• _Exercise brief_: Omit all pictures and give the records below again exactly as written.

•••••

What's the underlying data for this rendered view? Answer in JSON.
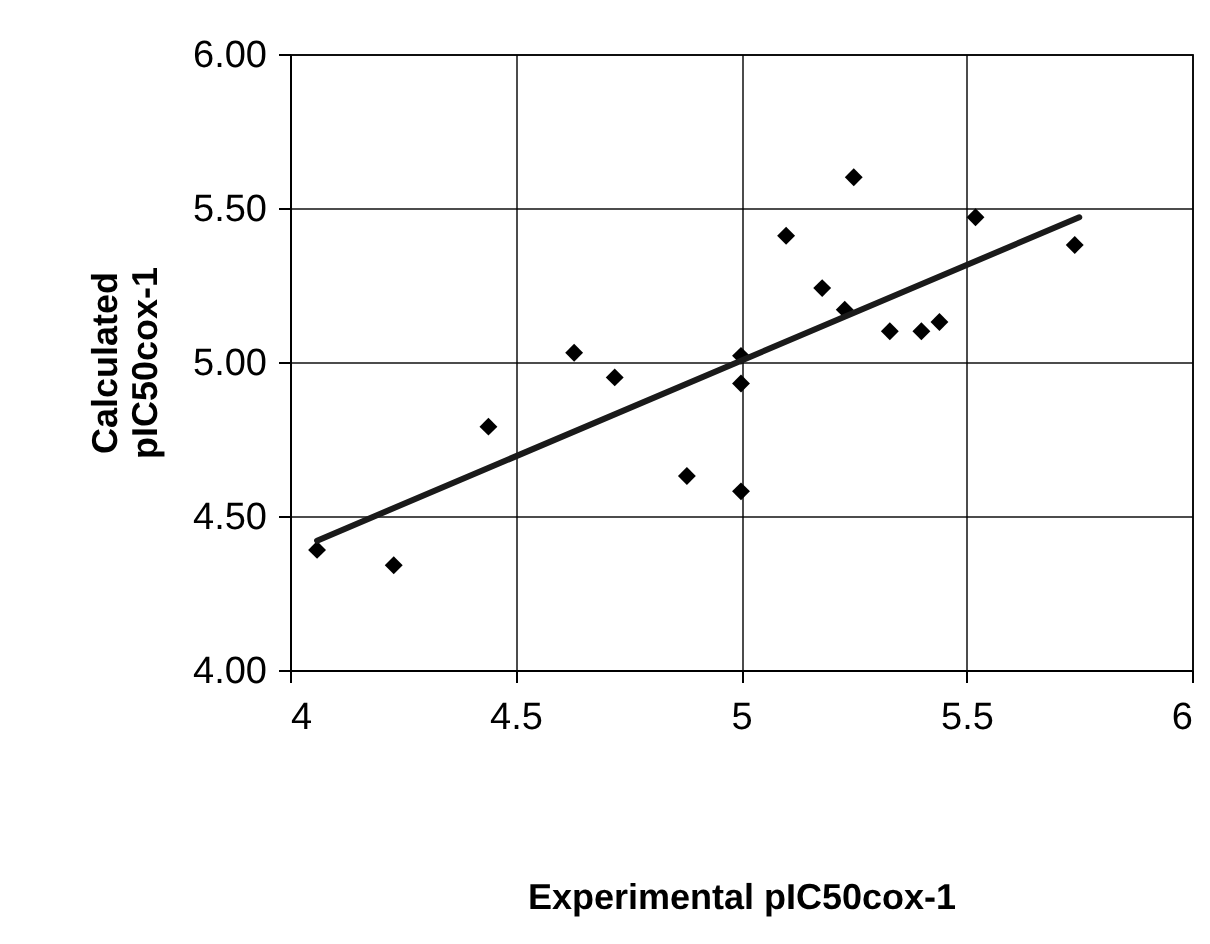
{
  "chart_data": {
    "type": "scatter",
    "xlabel": "Experimental  pIC50cox-1",
    "ylabel": "Calculated\npIC50cox-1",
    "xlim": [
      4,
      6
    ],
    "xticks": [
      4,
      4.5,
      5,
      5.5,
      6
    ],
    "ylim": [
      4,
      6
    ],
    "yticks": [
      {
        "value": 4,
        "label": "4.00"
      },
      {
        "value": 4.5,
        "label": "4.50"
      },
      {
        "value": 5,
        "label": "5.00"
      },
      {
        "value": 5.5,
        "label": "5.50"
      },
      {
        "value": 6,
        "label": "6.00"
      }
    ],
    "grid": true,
    "series": [
      {
        "marker": "diamond",
        "color": "#000000",
        "x": [
          4.06,
          4.23,
          4.44,
          4.63,
          4.72,
          4.88,
          5.0,
          5.0,
          5.0,
          5.1,
          5.18,
          5.23,
          5.25,
          5.33,
          5.4,
          5.44,
          5.52,
          5.74
        ],
        "values": [
          4.39,
          4.34,
          4.79,
          5.03,
          4.95,
          4.63,
          5.02,
          4.93,
          4.58,
          5.41,
          5.24,
          5.17,
          5.6,
          5.1,
          5.1,
          5.13,
          5.47,
          5.38
        ]
      },
      {
        "type": "line",
        "marker": "none",
        "color": "#1a1a1a",
        "x": [
          4.06,
          5.75
        ],
        "values": [
          4.42,
          5.47
        ]
      }
    ]
  }
}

•••••

• _Result of the task_:
What's the underlying data for this rendered view? Answer in JSON.
{
  "chart_data": {
    "type": "scatter",
    "xlabel": "Experimental  pIC50cox-1",
    "ylabel": "Calculated\npIC50cox-1",
    "xlim": [
      4,
      6
    ],
    "xticks": [
      4,
      4.5,
      5,
      5.5,
      6
    ],
    "ylim": [
      4,
      6
    ],
    "yticks": [
      {
        "value": 4,
        "label": "4.00"
      },
      {
        "value": 4.5,
        "label": "4.50"
      },
      {
        "value": 5,
        "label": "5.00"
      },
      {
        "value": 5.5,
        "label": "5.50"
      },
      {
        "value": 6,
        "label": "6.00"
      }
    ],
    "grid": true,
    "series": [
      {
        "marker": "diamond",
        "color": "#000000",
        "x": [
          4.06,
          4.23,
          4.44,
          4.63,
          4.72,
          4.88,
          5.0,
          5.0,
          5.0,
          5.1,
          5.18,
          5.23,
          5.25,
          5.33,
          5.4,
          5.44,
          5.52,
          5.74
        ],
        "values": [
          4.39,
          4.34,
          4.79,
          5.03,
          4.95,
          4.63,
          5.02,
          4.93,
          4.58,
          5.41,
          5.24,
          5.17,
          5.6,
          5.1,
          5.1,
          5.13,
          5.47,
          5.38
        ]
      },
      {
        "type": "line",
        "marker": "none",
        "color": "#1a1a1a",
        "x": [
          4.06,
          5.75
        ],
        "values": [
          4.42,
          5.47
        ]
      }
    ]
  }
}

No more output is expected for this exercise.